DO THIS >>
Each entry should be quoted word for word, including every mark of punctuation.

GIVEN RECORDS >>

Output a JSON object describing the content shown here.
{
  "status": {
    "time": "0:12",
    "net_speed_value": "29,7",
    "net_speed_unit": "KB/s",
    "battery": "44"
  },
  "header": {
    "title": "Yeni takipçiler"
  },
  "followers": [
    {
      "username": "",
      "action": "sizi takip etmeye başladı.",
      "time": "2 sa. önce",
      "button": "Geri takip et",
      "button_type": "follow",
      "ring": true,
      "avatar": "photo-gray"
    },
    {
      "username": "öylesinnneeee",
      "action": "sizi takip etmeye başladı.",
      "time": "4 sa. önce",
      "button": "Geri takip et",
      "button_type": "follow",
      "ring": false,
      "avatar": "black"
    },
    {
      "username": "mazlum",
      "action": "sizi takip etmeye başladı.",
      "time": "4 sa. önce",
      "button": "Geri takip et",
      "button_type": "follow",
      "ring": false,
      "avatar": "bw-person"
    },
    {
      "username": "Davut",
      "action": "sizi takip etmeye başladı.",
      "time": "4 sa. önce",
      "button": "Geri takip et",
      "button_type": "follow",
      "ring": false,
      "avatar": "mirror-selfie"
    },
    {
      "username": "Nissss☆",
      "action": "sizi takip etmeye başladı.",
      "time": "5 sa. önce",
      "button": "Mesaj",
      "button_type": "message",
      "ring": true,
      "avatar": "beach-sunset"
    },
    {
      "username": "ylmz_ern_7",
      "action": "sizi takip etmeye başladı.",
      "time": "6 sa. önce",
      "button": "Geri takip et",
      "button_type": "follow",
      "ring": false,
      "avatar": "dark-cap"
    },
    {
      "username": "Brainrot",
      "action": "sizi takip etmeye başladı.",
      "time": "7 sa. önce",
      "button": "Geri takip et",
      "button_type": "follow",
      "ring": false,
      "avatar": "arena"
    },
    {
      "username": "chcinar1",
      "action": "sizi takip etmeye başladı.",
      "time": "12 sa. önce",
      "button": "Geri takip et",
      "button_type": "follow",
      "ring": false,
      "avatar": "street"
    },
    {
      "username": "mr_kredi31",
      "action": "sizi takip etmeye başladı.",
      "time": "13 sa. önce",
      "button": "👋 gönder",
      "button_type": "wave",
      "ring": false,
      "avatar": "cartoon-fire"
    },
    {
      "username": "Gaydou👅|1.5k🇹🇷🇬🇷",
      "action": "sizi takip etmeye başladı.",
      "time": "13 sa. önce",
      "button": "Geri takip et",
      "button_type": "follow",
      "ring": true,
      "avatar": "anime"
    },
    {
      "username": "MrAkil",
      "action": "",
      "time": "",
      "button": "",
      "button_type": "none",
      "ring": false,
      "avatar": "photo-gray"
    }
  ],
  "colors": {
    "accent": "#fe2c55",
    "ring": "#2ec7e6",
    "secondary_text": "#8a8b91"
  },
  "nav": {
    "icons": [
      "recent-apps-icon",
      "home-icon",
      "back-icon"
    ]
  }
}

COMPLETE RESPONSE >>
Output a JSON object describing the content shown here.
{
  "status": {
    "time": "0:12",
    "net_speed_value": "29,7",
    "net_speed_unit": "KB/s",
    "battery": "44"
  },
  "header": {
    "title": "Yeni takipçiler"
  },
  "followers": [
    {
      "username": "",
      "action": "sizi takip etmeye başladı.",
      "time": "2 sa. önce",
      "button": "Geri takip et",
      "button_type": "follow",
      "ring": true,
      "avatar": "photo-gray"
    },
    {
      "username": "öylesinnneeee",
      "action": "sizi takip etmeye başladı.",
      "time": "4 sa. önce",
      "button": "Geri takip et",
      "button_type": "follow",
      "ring": false,
      "avatar": "black"
    },
    {
      "username": "mazlum",
      "action": "sizi takip etmeye başladı.",
      "time": "4 sa. önce",
      "button": "Geri takip et",
      "button_type": "follow",
      "ring": false,
      "avatar": "bw-person"
    },
    {
      "username": "Davut",
      "action": "sizi takip etmeye başladı.",
      "time": "4 sa. önce",
      "button": "Geri takip et",
      "button_type": "follow",
      "ring": false,
      "avatar": "mirror-selfie"
    },
    {
      "username": "Nissss☆",
      "action": "sizi takip etmeye başladı.",
      "time": "5 sa. önce",
      "button": "Mesaj",
      "button_type": "message",
      "ring": true,
      "avatar": "beach-sunset"
    },
    {
      "username": "ylmz_ern_7",
      "action": "sizi takip etmeye başladı.",
      "time": "6 sa. önce",
      "button": "Geri takip et",
      "button_type": "follow",
      "ring": false,
      "avatar": "dark-cap"
    },
    {
      "username": "Brainrot",
      "action": "sizi takip etmeye başladı.",
      "time": "7 sa. önce",
      "button": "Geri takip et",
      "button_type": "follow",
      "ring": false,
      "avatar": "arena"
    },
    {
      "username": "chcinar1",
      "action": "sizi takip etmeye başladı.",
      "time": "12 sa. önce",
      "button": "Geri takip et",
      "button_type": "follow",
      "ring": false,
      "avatar": "street"
    },
    {
      "username": "mr_kredi31",
      "action": "sizi takip etmeye başladı.",
      "time": "13 sa. önce",
      "button": "👋 gönder",
      "button_type": "wave",
      "ring": false,
      "avatar": "cartoon-fire"
    },
    {
      "username": "Gaydou👅|1.5k🇹🇷🇬🇷",
      "action": "sizi takip etmeye başladı.",
      "time": "13 sa. önce",
      "button": "Geri takip et",
      "button_type": "follow",
      "ring": true,
      "avatar": "anime"
    },
    {
      "username": "MrAkil",
      "action": "",
      "time": "",
      "button": "",
      "button_type": "none",
      "ring": false,
      "avatar": "photo-gray"
    }
  ],
  "colors": {
    "accent": "#fe2c55",
    "ring": "#2ec7e6",
    "secondary_text": "#8a8b91"
  },
  "nav": {
    "icons": [
      "recent-apps-icon",
      "home-icon",
      "back-icon"
    ]
  }
}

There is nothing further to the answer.